● AIM
Copy each line below that contains "annual".

● GIVEN RECORDS

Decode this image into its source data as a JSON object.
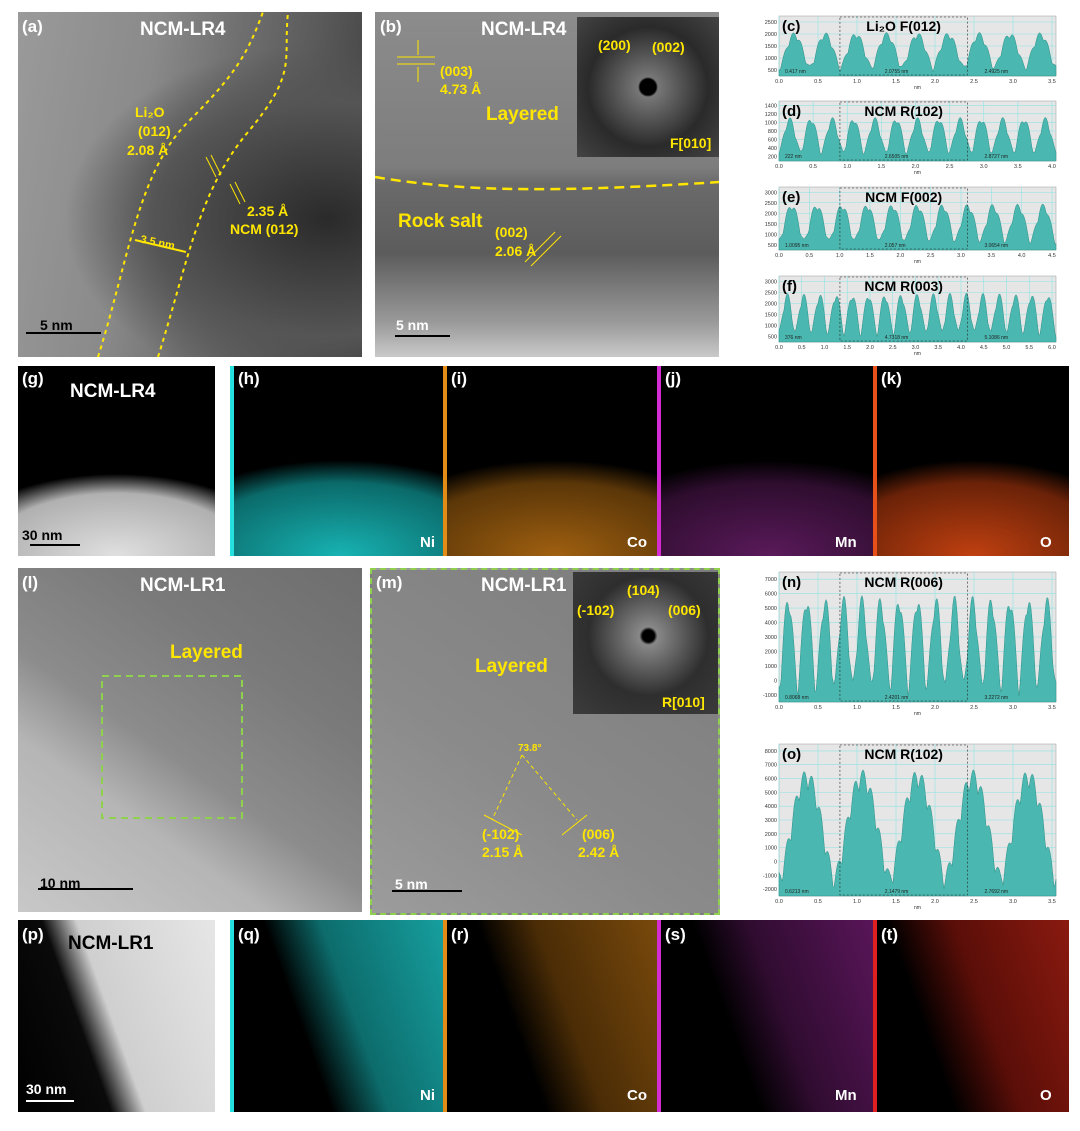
{
  "panels": {
    "a": {
      "label": "(a)",
      "title": "NCM-LR4",
      "annotations": [
        "Li₂O",
        "(012)",
        "2.08 Å",
        "2.35 Å",
        "NCM (012)",
        "3.5 nm"
      ],
      "scale_bar": "5 nm"
    },
    "b": {
      "label": "(b)",
      "title": "NCM-LR4",
      "annotations": [
        "(003)",
        "4.73 Å",
        "Layered",
        "Rock salt",
        "(002)",
        "2.06 Å"
      ],
      "inset": [
        "(200)",
        "(002)",
        "F[010]"
      ],
      "scale_bar": "5 nm"
    },
    "c": {
      "label": "(c)",
      "title": "Li₂O F(012)",
      "yticks": [
        2500,
        2000,
        1500,
        1000,
        500
      ],
      "xticks": [
        "0.0",
        "0.5",
        "1.0",
        "1.5",
        "2.0",
        "2.5",
        "3.0",
        "3.5"
      ],
      "x_label": "nm",
      "measurements": [
        "0.417 nm",
        "2.0755 nm",
        "2.4925 nm"
      ]
    },
    "d": {
      "label": "(d)",
      "title": "NCM R(102)",
      "yticks": [
        1400,
        1200,
        1000,
        800,
        600,
        400,
        200
      ],
      "xticks": [
        "0.0",
        "0.5",
        "1.0",
        "1.5",
        "2.0",
        "2.5",
        "3.0",
        "3.5",
        "4.0"
      ],
      "x_label": "nm",
      "measurements": [
        "222 nm",
        "2.6505 nm",
        "2.8727 nm"
      ]
    },
    "e": {
      "label": "(e)",
      "title": "NCM F(002)",
      "yticks": [
        3000,
        2500,
        2000,
        1500,
        1000,
        500
      ],
      "xticks": [
        "0.0",
        "0.5",
        "1.0",
        "1.5",
        "2.0",
        "2.5",
        "3.0",
        "3.5",
        "4.0",
        "4.5"
      ],
      "x_label": "nm",
      "measurements": [
        "1.0095 nm",
        "2.057 nm",
        "3.0654 nm"
      ]
    },
    "f": {
      "label": "(f)",
      "title": "NCM R(003)",
      "yticks": [
        3000,
        2500,
        2000,
        1500,
        1000,
        500
      ],
      "xticks": [
        "0.0",
        "0.5",
        "1.0",
        "1.5",
        "2.0",
        "2.5",
        "3.0",
        "3.5",
        "4.0",
        "4.5",
        "5.0",
        "5.5",
        "6.0"
      ],
      "x_label": "nm",
      "measurements": [
        "376 nm",
        "4.7318 nm",
        "5.1086 nm"
      ]
    },
    "g": {
      "label": "(g)",
      "title": "NCM-LR4",
      "scale_bar": "30 nm"
    },
    "h": {
      "label": "(h)",
      "element": "Ni"
    },
    "i": {
      "label": "(i)",
      "element": "Co"
    },
    "j": {
      "label": "(j)",
      "element": "Mn"
    },
    "k": {
      "label": "(k)",
      "element": "O"
    },
    "l": {
      "label": "(l)",
      "title": "NCM-LR1",
      "annotations": [
        "Layered"
      ],
      "scale_bar": "10 nm"
    },
    "m": {
      "label": "(m)",
      "title": "NCM-LR1",
      "annotations": [
        "Layered",
        "73.8°",
        "(-102)",
        "2.15 Å",
        "(006)",
        "2.42 Å"
      ],
      "inset": [
        "(104)",
        "(-102)",
        "(006)",
        "R[010]"
      ],
      "scale_bar": "5 nm"
    },
    "n": {
      "label": "(n)",
      "title": "NCM R(006)",
      "yticks": [
        7000,
        6000,
        5000,
        4000,
        3000,
        2000,
        1000,
        0,
        -1000
      ],
      "xticks": [
        "0.0",
        "0.5",
        "1.0",
        "1.5",
        "2.0",
        "2.5",
        "3.0",
        "3.5"
      ],
      "x_label": "nm",
      "measurements": [
        "0.8068 nm",
        "2.4201 nm",
        "3.2272 nm"
      ]
    },
    "o": {
      "label": "(o)",
      "title": "NCM R(102)",
      "yticks": [
        8000,
        7000,
        6000,
        5000,
        4000,
        3000,
        2000,
        1000,
        0,
        -1000,
        -2000
      ],
      "xticks": [
        "0.0",
        "0.5",
        "1.0",
        "1.5",
        "2.0",
        "2.5",
        "3.0",
        "3.5"
      ],
      "x_label": "nm",
      "measurements": [
        "0.6213 nm",
        "2.1479 nm",
        "2.7692 nm"
      ]
    },
    "p": {
      "label": "(p)",
      "title": "NCM-LR1",
      "scale_bar": "30 nm"
    },
    "q": {
      "label": "(q)",
      "element": "Ni"
    },
    "r": {
      "label": "(r)",
      "element": "Co"
    },
    "s": {
      "label": "(s)",
      "element": "Mn"
    },
    "t": {
      "label": "(t)",
      "element": "O"
    }
  }
}
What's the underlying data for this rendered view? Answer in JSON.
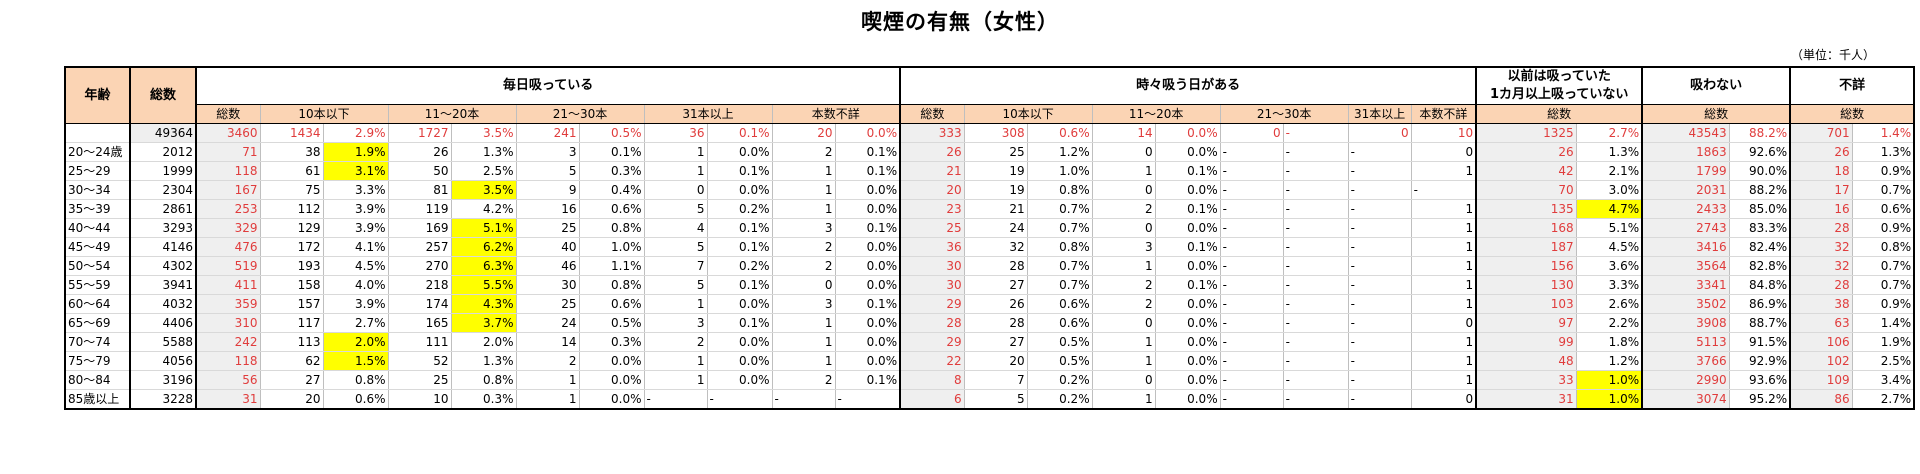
{
  "title": "喫煙の有無（女性）",
  "unit": "（単位：千人）",
  "headers": {
    "age": "年齢",
    "total": "総数",
    "daily": "毎日吸っている",
    "sometimes": "時々吸う日がある",
    "former_line1": "以前は吸っていた",
    "former_line2": "1カ月以上吸っていない",
    "never": "吸わない",
    "unknown": "不詳",
    "sub_total": "総数",
    "s_le10": "10本以下",
    "s_11_20": "11～20本",
    "s_21_30": "21～30本",
    "s_31": "31本以上",
    "s_unk": "本数不詳"
  },
  "rows": [
    {
      "age": "",
      "cells": [
        "49364",
        "3460",
        "1434",
        "2.9%",
        "1727",
        "3.5%",
        "241",
        "0.5%",
        "36",
        "0.1%",
        "20",
        "0.0%",
        "333",
        "308",
        "0.6%",
        "14",
        "0.0%",
        "0",
        "-",
        "0",
        "10",
        "1325",
        "2.7%",
        "43543",
        "88.2%",
        "701",
        "1.4%"
      ],
      "hl": []
    },
    {
      "age": "20～24歳",
      "cells": [
        "2012",
        "71",
        "38",
        "1.9%",
        "26",
        "1.3%",
        "3",
        "0.1%",
        "1",
        "0.0%",
        "2",
        "0.1%",
        "26",
        "25",
        "1.2%",
        "0",
        "0.0%",
        "-",
        "-",
        "-",
        "0",
        "26",
        "1.3%",
        "1863",
        "92.6%",
        "26",
        "1.3%"
      ],
      "hl": [
        3
      ]
    },
    {
      "age": "25～29",
      "cells": [
        "1999",
        "118",
        "61",
        "3.1%",
        "50",
        "2.5%",
        "5",
        "0.3%",
        "1",
        "0.1%",
        "1",
        "0.1%",
        "21",
        "19",
        "1.0%",
        "1",
        "0.1%",
        "-",
        "-",
        "-",
        "1",
        "42",
        "2.1%",
        "1799",
        "90.0%",
        "18",
        "0.9%"
      ],
      "hl": [
        3
      ]
    },
    {
      "age": "30～34",
      "cells": [
        "2304",
        "167",
        "75",
        "3.3%",
        "81",
        "3.5%",
        "9",
        "0.4%",
        "0",
        "0.0%",
        "1",
        "0.0%",
        "20",
        "19",
        "0.8%",
        "0",
        "0.0%",
        "-",
        "-",
        "-",
        "-",
        "70",
        "3.0%",
        "2031",
        "88.2%",
        "17",
        "0.7%"
      ],
      "hl": [
        5
      ]
    },
    {
      "age": "35～39",
      "cells": [
        "2861",
        "253",
        "112",
        "3.9%",
        "119",
        "4.2%",
        "16",
        "0.6%",
        "5",
        "0.2%",
        "1",
        "0.0%",
        "23",
        "21",
        "0.7%",
        "2",
        "0.1%",
        "-",
        "-",
        "-",
        "1",
        "135",
        "4.7%",
        "2433",
        "85.0%",
        "16",
        "0.6%"
      ],
      "hl": [
        22
      ]
    },
    {
      "age": "40～44",
      "cells": [
        "3293",
        "329",
        "129",
        "3.9%",
        "169",
        "5.1%",
        "25",
        "0.8%",
        "4",
        "0.1%",
        "3",
        "0.1%",
        "25",
        "24",
        "0.7%",
        "0",
        "0.0%",
        "-",
        "-",
        "-",
        "1",
        "168",
        "5.1%",
        "2743",
        "83.3%",
        "28",
        "0.9%"
      ],
      "hl": [
        5
      ]
    },
    {
      "age": "45～49",
      "cells": [
        "4146",
        "476",
        "172",
        "4.1%",
        "257",
        "6.2%",
        "40",
        "1.0%",
        "5",
        "0.1%",
        "2",
        "0.0%",
        "36",
        "32",
        "0.8%",
        "3",
        "0.1%",
        "-",
        "-",
        "-",
        "1",
        "187",
        "4.5%",
        "3416",
        "82.4%",
        "32",
        "0.8%"
      ],
      "hl": [
        5
      ]
    },
    {
      "age": "50～54",
      "cells": [
        "4302",
        "519",
        "193",
        "4.5%",
        "270",
        "6.3%",
        "46",
        "1.1%",
        "7",
        "0.2%",
        "2",
        "0.0%",
        "30",
        "28",
        "0.7%",
        "1",
        "0.0%",
        "-",
        "-",
        "-",
        "1",
        "156",
        "3.6%",
        "3564",
        "82.8%",
        "32",
        "0.7%"
      ],
      "hl": [
        5
      ]
    },
    {
      "age": "55～59",
      "cells": [
        "3941",
        "411",
        "158",
        "4.0%",
        "218",
        "5.5%",
        "30",
        "0.8%",
        "5",
        "0.1%",
        "0",
        "0.0%",
        "30",
        "27",
        "0.7%",
        "2",
        "0.1%",
        "-",
        "-",
        "-",
        "1",
        "130",
        "3.3%",
        "3341",
        "84.8%",
        "28",
        "0.7%"
      ],
      "hl": [
        5
      ]
    },
    {
      "age": "60～64",
      "cells": [
        "4032",
        "359",
        "157",
        "3.9%",
        "174",
        "4.3%",
        "25",
        "0.6%",
        "1",
        "0.0%",
        "3",
        "0.1%",
        "29",
        "26",
        "0.6%",
        "2",
        "0.0%",
        "-",
        "-",
        "-",
        "1",
        "103",
        "2.6%",
        "3502",
        "86.9%",
        "38",
        "0.9%"
      ],
      "hl": [
        5
      ]
    },
    {
      "age": "65～69",
      "cells": [
        "4406",
        "310",
        "117",
        "2.7%",
        "165",
        "3.7%",
        "24",
        "0.5%",
        "3",
        "0.1%",
        "1",
        "0.0%",
        "28",
        "28",
        "0.6%",
        "0",
        "0.0%",
        "-",
        "-",
        "-",
        "0",
        "97",
        "2.2%",
        "3908",
        "88.7%",
        "63",
        "1.4%"
      ],
      "hl": [
        5
      ]
    },
    {
      "age": "70～74",
      "cells": [
        "5588",
        "242",
        "113",
        "2.0%",
        "111",
        "2.0%",
        "14",
        "0.3%",
        "2",
        "0.0%",
        "1",
        "0.0%",
        "29",
        "27",
        "0.5%",
        "1",
        "0.0%",
        "-",
        "-",
        "-",
        "1",
        "99",
        "1.8%",
        "5113",
        "91.5%",
        "106",
        "1.9%"
      ],
      "hl": [
        3
      ]
    },
    {
      "age": "75～79",
      "cells": [
        "4056",
        "118",
        "62",
        "1.5%",
        "52",
        "1.3%",
        "2",
        "0.0%",
        "1",
        "0.0%",
        "1",
        "0.0%",
        "22",
        "20",
        "0.5%",
        "1",
        "0.0%",
        "-",
        "-",
        "-",
        "1",
        "48",
        "1.2%",
        "3766",
        "92.9%",
        "102",
        "2.5%"
      ],
      "hl": [
        3
      ]
    },
    {
      "age": "80～84",
      "cells": [
        "3196",
        "56",
        "27",
        "0.8%",
        "25",
        "0.8%",
        "1",
        "0.0%",
        "1",
        "0.0%",
        "2",
        "0.1%",
        "8",
        "7",
        "0.2%",
        "0",
        "0.0%",
        "-",
        "-",
        "-",
        "1",
        "33",
        "1.0%",
        "2990",
        "93.6%",
        "109",
        "3.4%"
      ],
      "hl": [
        22
      ]
    },
    {
      "age": "85歳以上",
      "cells": [
        "3228",
        "31",
        "20",
        "0.6%",
        "10",
        "0.3%",
        "1",
        "0.0%",
        "-",
        "-",
        "-",
        "-",
        "6",
        "5",
        "0.2%",
        "1",
        "0.0%",
        "-",
        "-",
        "-",
        "0",
        "31",
        "1.0%",
        "3074",
        "95.2%",
        "86",
        "2.7%"
      ],
      "hl": [
        22
      ]
    }
  ]
}
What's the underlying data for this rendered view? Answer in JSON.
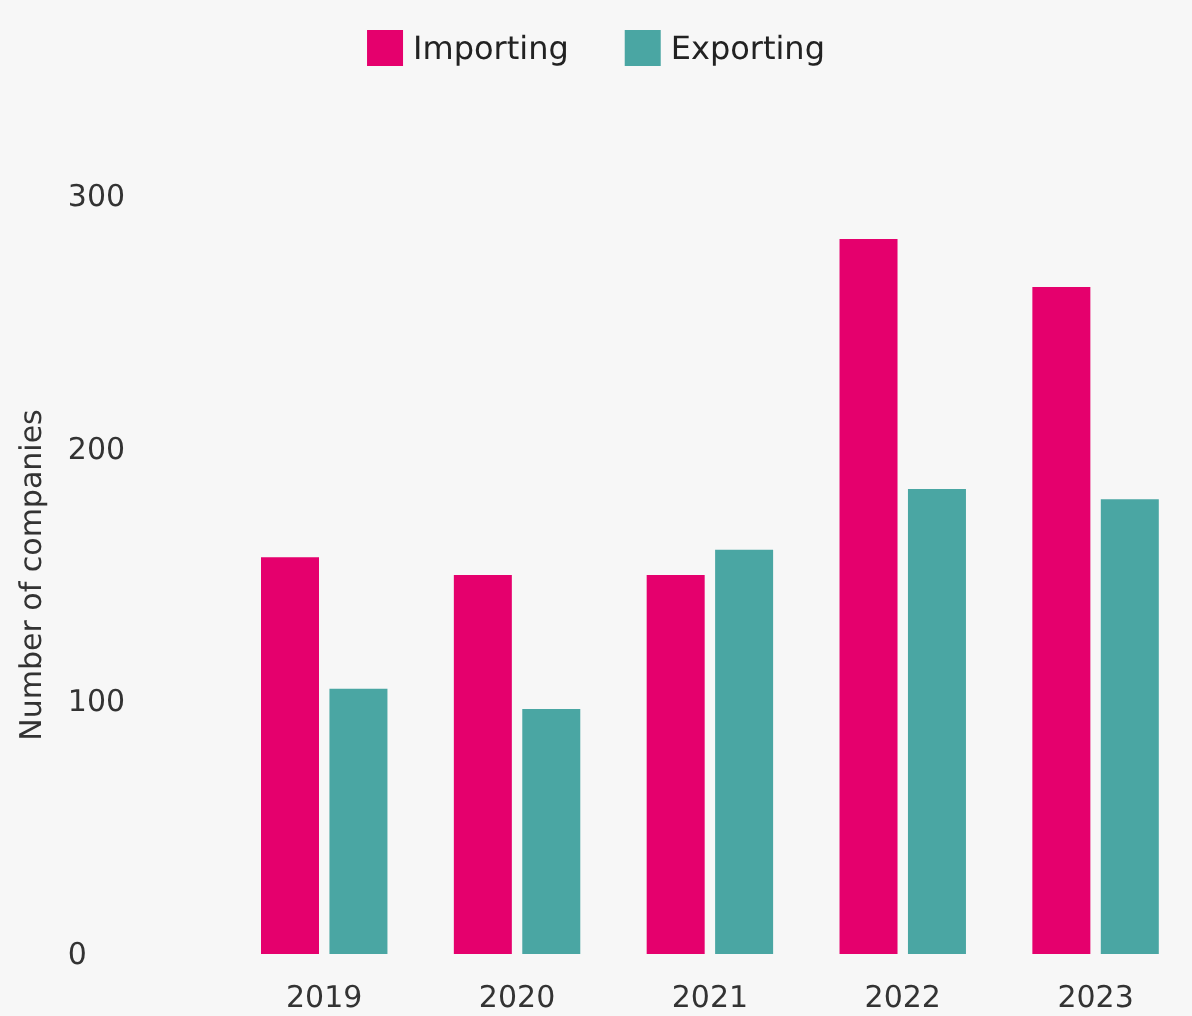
{
  "chart_data": {
    "type": "bar",
    "ylabel": "Number of companies",
    "categories": [
      "2019",
      "2020",
      "2021",
      "2022",
      "2023"
    ],
    "series": [
      {
        "name": "Importing",
        "color": "#e5006d",
        "values": [
          157,
          150,
          150,
          283,
          264
        ]
      },
      {
        "name": "Exporting",
        "color": "#4aa6a3",
        "values": [
          105,
          97,
          160,
          184,
          180
        ]
      }
    ],
    "ylim": [
      0,
      300
    ],
    "yticks": [
      0,
      100,
      200,
      300
    ],
    "grid": false,
    "legend": "top"
  }
}
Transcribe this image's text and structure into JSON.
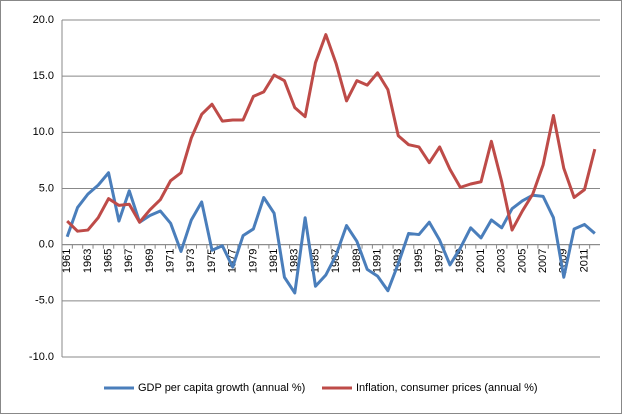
{
  "chart_data": {
    "type": "line",
    "categories": [
      "1961",
      null,
      "1963",
      null,
      "1965",
      null,
      "1967",
      null,
      "1969",
      null,
      "1971",
      null,
      "1973",
      null,
      "1975",
      null,
      "1977",
      null,
      "1979",
      null,
      "1981",
      null,
      "1983",
      null,
      "1985",
      null,
      "1987",
      null,
      "1989",
      null,
      "1991",
      null,
      "1993",
      null,
      "1995",
      null,
      "1997",
      null,
      "1999",
      null,
      "2001",
      null,
      "2003",
      null,
      "2005",
      null,
      "2007",
      null,
      "2009",
      null,
      "2011",
      null
    ],
    "series": [
      {
        "name": "GDP per capita growth (annual %)",
        "color": "#4a7ebb",
        "values": [
          0.7,
          3.3,
          4.5,
          5.3,
          6.4,
          2.1,
          4.8,
          2.0,
          2.6,
          3.0,
          1.9,
          -0.6,
          2.2,
          3.8,
          -0.5,
          -0.1,
          -2.0,
          0.8,
          1.4,
          4.2,
          2.8,
          -2.9,
          -4.3,
          2.4,
          -3.7,
          -2.7,
          -0.9,
          1.7,
          0.3,
          -2.2,
          -2.8,
          -4.1,
          -1.7,
          1.0,
          0.9,
          2.0,
          0.4,
          -1.8,
          -0.3,
          1.5,
          0.6,
          2.2,
          1.5,
          3.2,
          3.9,
          4.4,
          4.3,
          2.4,
          -2.9,
          1.4,
          1.8,
          1.0
        ]
      },
      {
        "name": "Inflation, consumer prices (annual %)",
        "color": "#be4b48",
        "values": [
          2.1,
          1.2,
          1.3,
          2.4,
          4.1,
          3.5,
          3.6,
          2.0,
          3.1,
          4.0,
          5.7,
          6.4,
          9.5,
          11.6,
          12.5,
          11.0,
          11.1,
          11.1,
          13.2,
          13.6,
          15.1,
          14.6,
          12.2,
          11.4,
          16.2,
          18.7,
          16.1,
          12.8,
          14.6,
          14.2,
          15.3,
          13.8,
          9.7,
          8.9,
          8.7,
          7.3,
          8.7,
          6.7,
          5.1,
          5.4,
          5.6,
          9.2,
          5.6,
          1.3,
          3.0,
          4.5,
          7.1,
          11.5,
          6.8,
          4.2,
          4.9,
          8.5
        ]
      }
    ],
    "ylim": [
      -10,
      20
    ],
    "yticks": [
      {
        "value": -10,
        "label": "-10.0"
      },
      {
        "value": -5,
        "label": "-5.0"
      },
      {
        "value": 0,
        "label": "0.0"
      },
      {
        "value": 5,
        "label": "5.0"
      },
      {
        "value": 10,
        "label": "10.0"
      },
      {
        "value": 15,
        "label": "15.0"
      },
      {
        "value": 20,
        "label": "20.0"
      }
    ],
    "grid": true,
    "legend": "bottom"
  }
}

● FULL SOLUTION
        "name": "GDP per capita growth (annual %)",
        "name": "Inflation, consumer prices (annual %)",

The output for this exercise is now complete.